**AIM:**
Identify every line containing the word "title" and reproduce each one.

Extracted records
━━━

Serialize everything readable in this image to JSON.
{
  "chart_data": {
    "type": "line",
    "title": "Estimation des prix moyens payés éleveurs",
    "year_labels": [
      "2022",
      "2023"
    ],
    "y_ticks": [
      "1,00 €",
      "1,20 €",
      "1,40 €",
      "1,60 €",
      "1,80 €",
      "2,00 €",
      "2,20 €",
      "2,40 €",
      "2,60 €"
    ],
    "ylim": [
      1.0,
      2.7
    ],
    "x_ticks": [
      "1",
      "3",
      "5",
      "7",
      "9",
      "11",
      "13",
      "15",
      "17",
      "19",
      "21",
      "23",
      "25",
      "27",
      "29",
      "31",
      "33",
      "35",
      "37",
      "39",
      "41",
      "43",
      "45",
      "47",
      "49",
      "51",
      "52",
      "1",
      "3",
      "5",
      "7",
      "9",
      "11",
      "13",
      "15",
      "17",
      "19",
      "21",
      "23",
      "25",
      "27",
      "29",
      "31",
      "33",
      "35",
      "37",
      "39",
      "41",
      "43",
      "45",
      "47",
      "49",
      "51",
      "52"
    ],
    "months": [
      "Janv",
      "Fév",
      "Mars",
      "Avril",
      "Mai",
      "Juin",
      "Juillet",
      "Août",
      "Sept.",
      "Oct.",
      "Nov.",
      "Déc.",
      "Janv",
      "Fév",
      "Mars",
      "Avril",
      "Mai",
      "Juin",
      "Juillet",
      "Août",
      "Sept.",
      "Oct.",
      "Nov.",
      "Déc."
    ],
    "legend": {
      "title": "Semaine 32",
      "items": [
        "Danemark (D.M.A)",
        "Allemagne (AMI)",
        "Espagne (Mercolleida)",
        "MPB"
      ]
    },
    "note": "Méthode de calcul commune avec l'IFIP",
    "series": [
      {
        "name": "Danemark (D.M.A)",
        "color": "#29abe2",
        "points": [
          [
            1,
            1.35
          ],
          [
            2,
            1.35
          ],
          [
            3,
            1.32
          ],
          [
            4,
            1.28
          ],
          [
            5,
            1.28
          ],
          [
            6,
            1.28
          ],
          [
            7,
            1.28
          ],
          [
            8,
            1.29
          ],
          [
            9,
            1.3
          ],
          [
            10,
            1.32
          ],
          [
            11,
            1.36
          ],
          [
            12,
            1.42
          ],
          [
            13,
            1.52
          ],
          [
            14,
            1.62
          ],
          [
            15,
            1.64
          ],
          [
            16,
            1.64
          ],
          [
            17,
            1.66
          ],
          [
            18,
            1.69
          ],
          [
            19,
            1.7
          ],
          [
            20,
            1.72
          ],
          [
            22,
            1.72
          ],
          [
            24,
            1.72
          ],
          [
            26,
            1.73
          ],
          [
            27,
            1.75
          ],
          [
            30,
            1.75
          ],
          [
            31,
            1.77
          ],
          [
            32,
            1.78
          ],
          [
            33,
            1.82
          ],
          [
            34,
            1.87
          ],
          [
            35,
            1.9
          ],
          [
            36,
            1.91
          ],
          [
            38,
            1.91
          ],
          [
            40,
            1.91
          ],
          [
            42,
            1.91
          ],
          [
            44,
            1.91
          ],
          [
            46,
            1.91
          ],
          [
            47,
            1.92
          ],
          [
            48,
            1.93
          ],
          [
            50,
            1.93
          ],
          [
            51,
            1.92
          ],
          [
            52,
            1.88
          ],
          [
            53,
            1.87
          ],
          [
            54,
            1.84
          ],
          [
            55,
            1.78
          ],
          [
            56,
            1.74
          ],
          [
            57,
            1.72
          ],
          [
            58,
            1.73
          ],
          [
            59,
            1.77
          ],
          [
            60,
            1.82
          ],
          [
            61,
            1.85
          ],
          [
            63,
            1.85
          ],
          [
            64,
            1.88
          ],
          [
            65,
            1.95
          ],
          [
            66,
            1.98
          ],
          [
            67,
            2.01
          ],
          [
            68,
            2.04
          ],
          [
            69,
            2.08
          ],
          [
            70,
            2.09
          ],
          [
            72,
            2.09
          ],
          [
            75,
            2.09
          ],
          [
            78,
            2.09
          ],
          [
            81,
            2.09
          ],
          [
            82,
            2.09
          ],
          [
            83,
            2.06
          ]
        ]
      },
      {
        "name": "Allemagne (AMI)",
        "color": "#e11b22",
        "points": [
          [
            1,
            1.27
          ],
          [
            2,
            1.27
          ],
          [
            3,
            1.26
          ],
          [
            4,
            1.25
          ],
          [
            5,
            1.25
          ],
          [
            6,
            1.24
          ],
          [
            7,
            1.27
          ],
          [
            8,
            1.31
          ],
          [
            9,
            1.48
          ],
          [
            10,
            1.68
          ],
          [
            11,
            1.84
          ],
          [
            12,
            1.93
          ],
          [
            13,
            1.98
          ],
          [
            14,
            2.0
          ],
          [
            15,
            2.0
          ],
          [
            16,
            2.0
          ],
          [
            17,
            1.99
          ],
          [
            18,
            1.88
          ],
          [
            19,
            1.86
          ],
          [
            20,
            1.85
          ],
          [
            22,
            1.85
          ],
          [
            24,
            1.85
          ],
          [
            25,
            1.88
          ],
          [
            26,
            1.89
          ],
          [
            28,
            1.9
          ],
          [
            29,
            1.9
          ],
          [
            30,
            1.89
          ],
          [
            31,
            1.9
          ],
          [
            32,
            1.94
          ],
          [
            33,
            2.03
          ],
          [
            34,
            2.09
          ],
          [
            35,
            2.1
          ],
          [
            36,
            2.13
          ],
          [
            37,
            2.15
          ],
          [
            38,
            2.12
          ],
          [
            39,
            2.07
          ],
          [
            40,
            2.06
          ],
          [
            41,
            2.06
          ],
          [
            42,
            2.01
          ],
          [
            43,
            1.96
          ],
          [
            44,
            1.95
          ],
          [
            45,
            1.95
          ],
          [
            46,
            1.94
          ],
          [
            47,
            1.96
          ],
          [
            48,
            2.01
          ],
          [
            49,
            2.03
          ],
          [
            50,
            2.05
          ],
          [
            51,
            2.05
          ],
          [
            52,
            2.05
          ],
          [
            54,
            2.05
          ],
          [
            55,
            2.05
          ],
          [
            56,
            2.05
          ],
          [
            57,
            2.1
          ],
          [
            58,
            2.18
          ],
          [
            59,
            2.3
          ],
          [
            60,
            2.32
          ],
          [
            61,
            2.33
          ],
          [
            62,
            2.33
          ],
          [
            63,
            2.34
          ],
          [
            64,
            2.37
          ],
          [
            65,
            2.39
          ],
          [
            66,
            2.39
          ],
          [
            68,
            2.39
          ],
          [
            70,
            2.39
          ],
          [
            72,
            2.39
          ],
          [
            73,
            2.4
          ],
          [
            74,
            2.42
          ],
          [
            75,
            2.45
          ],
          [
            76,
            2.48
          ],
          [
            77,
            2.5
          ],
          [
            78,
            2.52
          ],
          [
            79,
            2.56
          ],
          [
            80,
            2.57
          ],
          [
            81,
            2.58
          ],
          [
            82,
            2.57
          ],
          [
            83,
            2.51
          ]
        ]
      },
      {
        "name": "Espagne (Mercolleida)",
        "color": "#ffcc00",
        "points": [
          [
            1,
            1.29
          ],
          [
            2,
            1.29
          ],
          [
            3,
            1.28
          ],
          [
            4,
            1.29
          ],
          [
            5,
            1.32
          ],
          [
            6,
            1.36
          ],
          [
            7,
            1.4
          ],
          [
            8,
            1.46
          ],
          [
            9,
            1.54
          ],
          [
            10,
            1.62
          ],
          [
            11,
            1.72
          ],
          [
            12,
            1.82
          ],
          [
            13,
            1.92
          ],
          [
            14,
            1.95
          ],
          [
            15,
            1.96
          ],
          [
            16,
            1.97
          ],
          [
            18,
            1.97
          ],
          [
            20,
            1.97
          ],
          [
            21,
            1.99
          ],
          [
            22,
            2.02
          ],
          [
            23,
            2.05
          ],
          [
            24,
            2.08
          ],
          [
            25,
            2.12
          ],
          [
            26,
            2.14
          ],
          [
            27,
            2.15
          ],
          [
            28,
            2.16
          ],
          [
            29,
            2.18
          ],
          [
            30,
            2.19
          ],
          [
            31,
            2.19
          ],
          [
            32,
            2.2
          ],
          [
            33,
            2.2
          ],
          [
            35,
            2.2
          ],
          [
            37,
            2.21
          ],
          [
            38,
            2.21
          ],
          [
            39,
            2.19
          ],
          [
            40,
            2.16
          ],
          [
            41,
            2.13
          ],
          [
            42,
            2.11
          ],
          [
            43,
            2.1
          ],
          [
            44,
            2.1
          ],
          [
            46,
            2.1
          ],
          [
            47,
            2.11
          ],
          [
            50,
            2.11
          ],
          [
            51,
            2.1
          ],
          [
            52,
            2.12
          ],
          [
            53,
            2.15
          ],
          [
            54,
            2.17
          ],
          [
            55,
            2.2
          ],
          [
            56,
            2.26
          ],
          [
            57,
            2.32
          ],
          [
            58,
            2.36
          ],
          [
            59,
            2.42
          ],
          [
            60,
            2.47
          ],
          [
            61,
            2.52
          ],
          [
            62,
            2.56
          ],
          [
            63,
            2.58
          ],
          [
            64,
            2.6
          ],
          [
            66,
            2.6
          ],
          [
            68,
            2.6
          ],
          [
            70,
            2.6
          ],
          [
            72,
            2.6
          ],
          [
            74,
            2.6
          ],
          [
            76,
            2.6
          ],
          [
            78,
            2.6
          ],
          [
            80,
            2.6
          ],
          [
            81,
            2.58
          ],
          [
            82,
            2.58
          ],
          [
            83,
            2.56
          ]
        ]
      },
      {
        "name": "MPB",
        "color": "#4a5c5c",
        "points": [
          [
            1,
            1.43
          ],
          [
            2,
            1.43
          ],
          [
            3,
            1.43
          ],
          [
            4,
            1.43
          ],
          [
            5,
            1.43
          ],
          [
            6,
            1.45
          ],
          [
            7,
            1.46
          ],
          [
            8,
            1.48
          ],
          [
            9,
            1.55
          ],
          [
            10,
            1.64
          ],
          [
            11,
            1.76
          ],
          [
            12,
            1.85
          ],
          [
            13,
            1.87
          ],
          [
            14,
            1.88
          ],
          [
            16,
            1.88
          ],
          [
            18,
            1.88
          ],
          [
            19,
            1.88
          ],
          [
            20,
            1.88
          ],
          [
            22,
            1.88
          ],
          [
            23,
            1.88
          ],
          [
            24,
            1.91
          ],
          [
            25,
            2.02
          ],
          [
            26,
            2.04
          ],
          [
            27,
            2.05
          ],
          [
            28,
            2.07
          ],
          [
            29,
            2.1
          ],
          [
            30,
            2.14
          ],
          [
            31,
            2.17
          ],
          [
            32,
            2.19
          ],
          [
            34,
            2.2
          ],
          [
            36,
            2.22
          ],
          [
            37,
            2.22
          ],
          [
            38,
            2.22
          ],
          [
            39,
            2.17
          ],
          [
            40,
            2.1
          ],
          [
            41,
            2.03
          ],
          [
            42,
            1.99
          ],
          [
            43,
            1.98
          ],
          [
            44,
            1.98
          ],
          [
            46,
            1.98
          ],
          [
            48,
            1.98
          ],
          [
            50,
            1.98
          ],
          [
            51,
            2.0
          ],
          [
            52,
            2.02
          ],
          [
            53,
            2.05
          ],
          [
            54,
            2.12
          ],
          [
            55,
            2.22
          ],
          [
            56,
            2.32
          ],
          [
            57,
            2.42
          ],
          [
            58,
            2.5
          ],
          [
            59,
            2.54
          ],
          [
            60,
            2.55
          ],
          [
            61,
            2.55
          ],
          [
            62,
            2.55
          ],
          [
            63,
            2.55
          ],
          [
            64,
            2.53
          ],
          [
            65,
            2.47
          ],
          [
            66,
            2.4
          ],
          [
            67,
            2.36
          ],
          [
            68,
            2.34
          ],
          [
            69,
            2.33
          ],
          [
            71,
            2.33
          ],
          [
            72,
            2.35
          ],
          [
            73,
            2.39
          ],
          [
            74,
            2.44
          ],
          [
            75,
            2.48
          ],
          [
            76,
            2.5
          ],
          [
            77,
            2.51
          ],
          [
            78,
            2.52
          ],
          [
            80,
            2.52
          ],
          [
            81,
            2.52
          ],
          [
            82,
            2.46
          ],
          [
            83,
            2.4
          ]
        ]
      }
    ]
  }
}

━━━

**THE RESPONSE:**
    "title": "Estimation des prix moyens payés éleveurs",
      "title": "Semaine 32",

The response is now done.